■ Exercise brief
With the pictures left out, copy the listing below exactly.
++++ Records provided ++++
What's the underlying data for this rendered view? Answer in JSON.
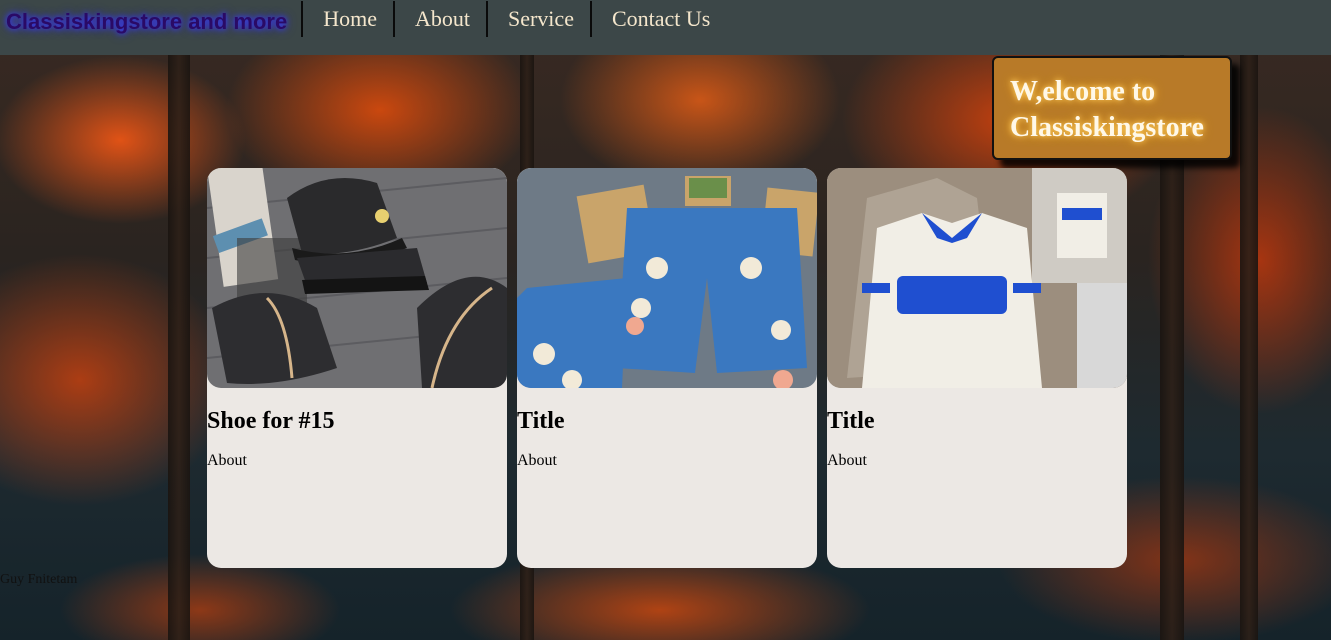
{
  "navbar": {
    "brand": "Classiskingstore and more",
    "links": [
      "Home",
      "About",
      "Service",
      "Contact Us"
    ]
  },
  "welcome": {
    "line1": "W,elcome to",
    "line2": "Classiskingstore"
  },
  "cards": [
    {
      "title": "Shoe for #15",
      "text": "About",
      "image": "black-sneakers-photo"
    },
    {
      "title": "Title",
      "text": "About",
      "image": "denim-skull-shorts-photo"
    },
    {
      "title": "Title",
      "text": "About",
      "image": "white-blue-polo-sweater-photo"
    }
  ],
  "footer": {
    "text": "Guy Fnitetam"
  },
  "colors": {
    "navbar_bg": "#3c4748",
    "nav_link": "#f4e6cc",
    "welcome_bg": "#b87a28",
    "card_bg": "#ece8e4"
  }
}
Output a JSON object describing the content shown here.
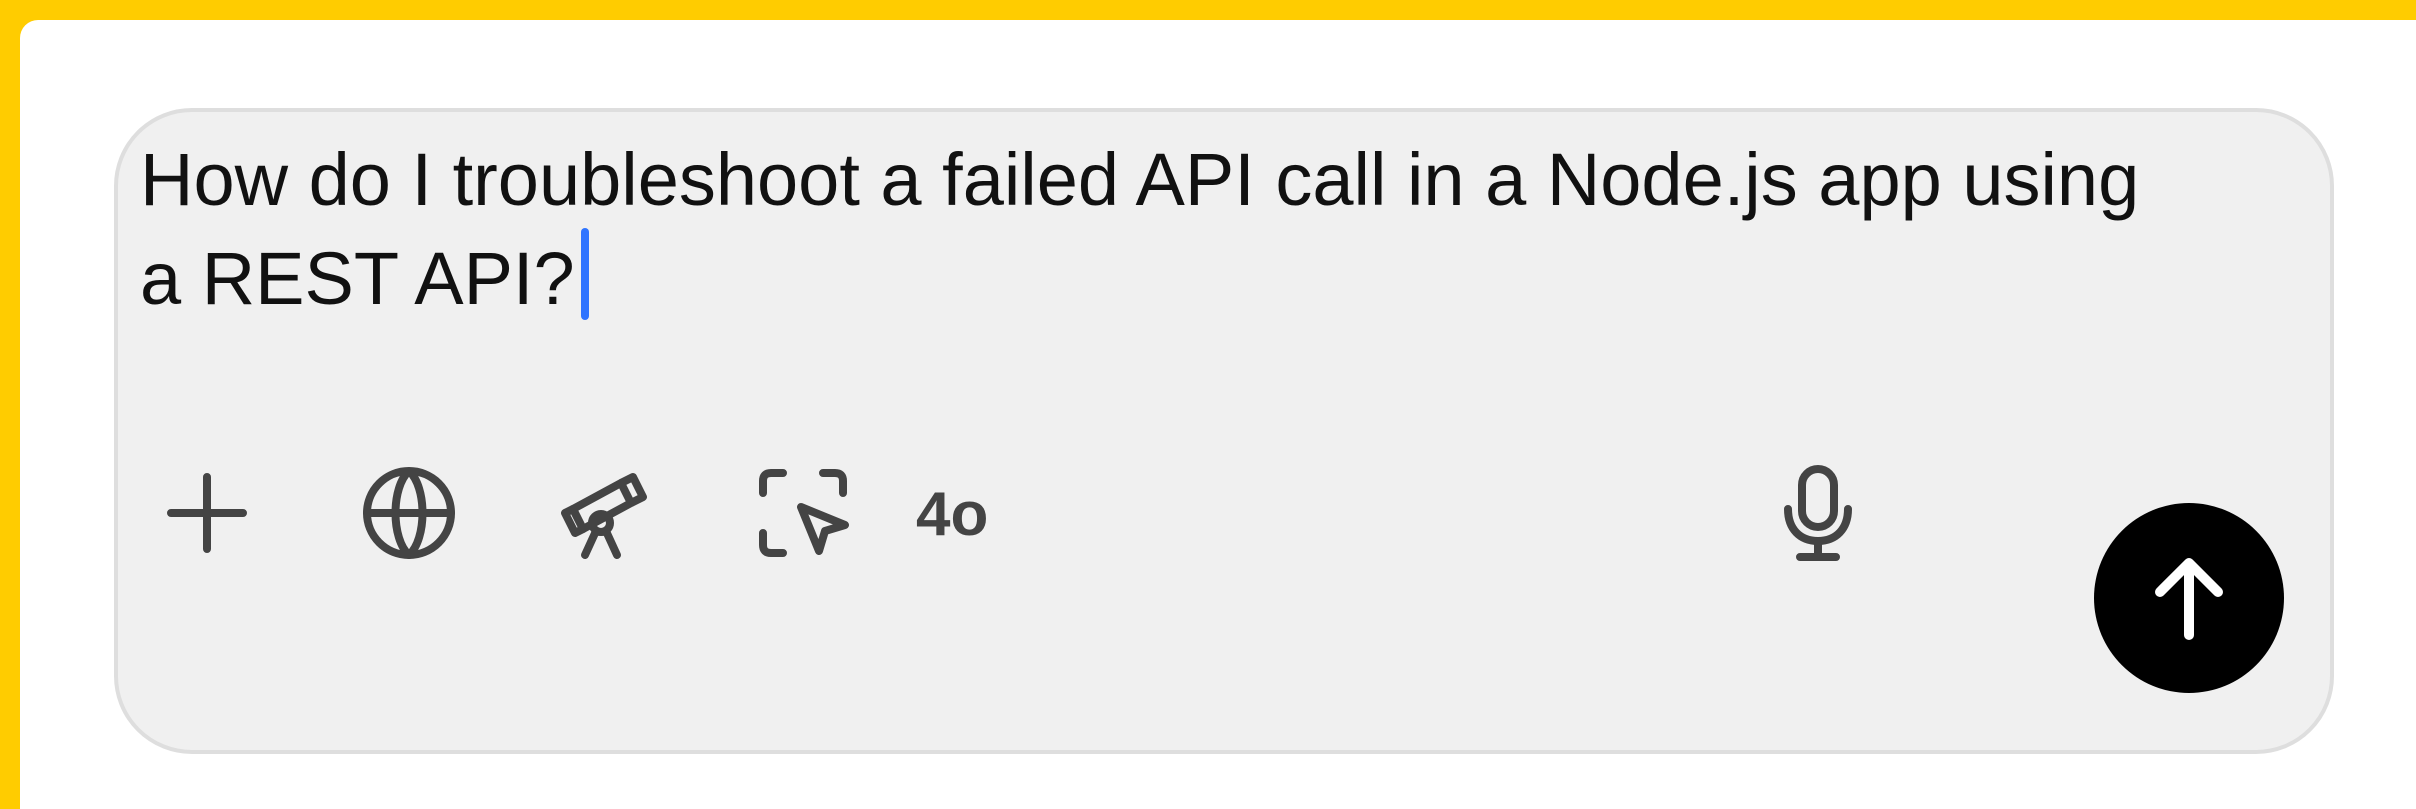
++++
■ Final answer
What's the underlying data for this rendered view? Answer in JSON.
{
  "navbar": {
    "brand": "Classiskingstore and more",
    "links": [
      "Home",
      "About",
      "Service",
      "Contact Us"
    ]
  },
  "welcome": {
    "line1": "W,elcome to",
    "line2": "Classiskingstore"
  },
  "cards": [
    {
      "title": "Shoe for #15",
      "text": "About",
      "image": "black-sneakers-photo"
    },
    {
      "title": "Title",
      "text": "About",
      "image": "denim-skull-shorts-photo"
    },
    {
      "title": "Title",
      "text": "About",
      "image": "white-blue-polo-sweater-photo"
    }
  ],
  "footer": {
    "text": "Guy Fnitetam"
  },
  "colors": {
    "navbar_bg": "#3c4748",
    "nav_link": "#f4e6cc",
    "welcome_bg": "#b87a28",
    "card_bg": "#ece8e4"
  }
}
Output a JSON object describing the content shown here.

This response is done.